Dataset items
------------------------------------
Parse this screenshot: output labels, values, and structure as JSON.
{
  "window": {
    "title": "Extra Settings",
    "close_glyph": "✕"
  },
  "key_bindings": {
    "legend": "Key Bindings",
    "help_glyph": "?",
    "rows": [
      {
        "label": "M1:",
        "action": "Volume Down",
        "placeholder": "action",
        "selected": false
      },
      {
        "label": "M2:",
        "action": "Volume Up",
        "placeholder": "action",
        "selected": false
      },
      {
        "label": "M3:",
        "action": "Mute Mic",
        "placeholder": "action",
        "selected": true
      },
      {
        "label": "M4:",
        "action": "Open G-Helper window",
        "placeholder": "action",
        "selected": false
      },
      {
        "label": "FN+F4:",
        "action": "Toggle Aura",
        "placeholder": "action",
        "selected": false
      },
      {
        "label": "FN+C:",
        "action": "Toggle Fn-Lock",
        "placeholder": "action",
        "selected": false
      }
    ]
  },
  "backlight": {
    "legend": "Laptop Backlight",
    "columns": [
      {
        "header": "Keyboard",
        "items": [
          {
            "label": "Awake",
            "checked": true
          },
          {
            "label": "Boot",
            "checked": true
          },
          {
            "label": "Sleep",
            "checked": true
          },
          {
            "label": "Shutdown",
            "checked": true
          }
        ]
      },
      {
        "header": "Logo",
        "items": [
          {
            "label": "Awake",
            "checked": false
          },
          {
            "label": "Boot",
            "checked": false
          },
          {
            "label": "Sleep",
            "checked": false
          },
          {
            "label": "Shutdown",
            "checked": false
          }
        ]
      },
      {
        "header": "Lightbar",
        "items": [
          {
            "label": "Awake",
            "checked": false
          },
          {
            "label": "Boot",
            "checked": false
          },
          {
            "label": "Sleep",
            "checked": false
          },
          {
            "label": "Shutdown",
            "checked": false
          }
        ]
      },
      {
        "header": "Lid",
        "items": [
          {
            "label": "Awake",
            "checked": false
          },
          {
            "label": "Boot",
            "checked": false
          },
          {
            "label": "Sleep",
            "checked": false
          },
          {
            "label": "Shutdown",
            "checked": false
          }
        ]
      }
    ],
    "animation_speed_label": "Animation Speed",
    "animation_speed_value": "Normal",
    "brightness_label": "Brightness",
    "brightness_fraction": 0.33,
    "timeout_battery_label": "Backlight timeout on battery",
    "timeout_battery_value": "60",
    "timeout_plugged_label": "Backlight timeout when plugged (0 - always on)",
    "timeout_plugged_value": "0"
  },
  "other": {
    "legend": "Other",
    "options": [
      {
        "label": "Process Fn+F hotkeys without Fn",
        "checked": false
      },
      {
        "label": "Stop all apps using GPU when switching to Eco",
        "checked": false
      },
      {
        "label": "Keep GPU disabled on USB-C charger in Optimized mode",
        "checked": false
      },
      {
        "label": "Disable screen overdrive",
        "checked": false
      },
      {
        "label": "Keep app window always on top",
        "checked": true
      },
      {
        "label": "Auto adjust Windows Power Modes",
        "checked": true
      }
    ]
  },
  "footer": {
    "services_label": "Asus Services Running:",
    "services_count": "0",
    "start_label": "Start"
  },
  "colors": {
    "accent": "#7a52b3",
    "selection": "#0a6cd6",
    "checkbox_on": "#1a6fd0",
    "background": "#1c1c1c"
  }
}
------------------------------------
▶ _SET EXERCISE_
From the entries, report each line that includes the word "Toggle".

▶ _WRITTEN RESPONSE_
        "action": "Toggle Aura",
        "action": "Toggle Fn-Lock",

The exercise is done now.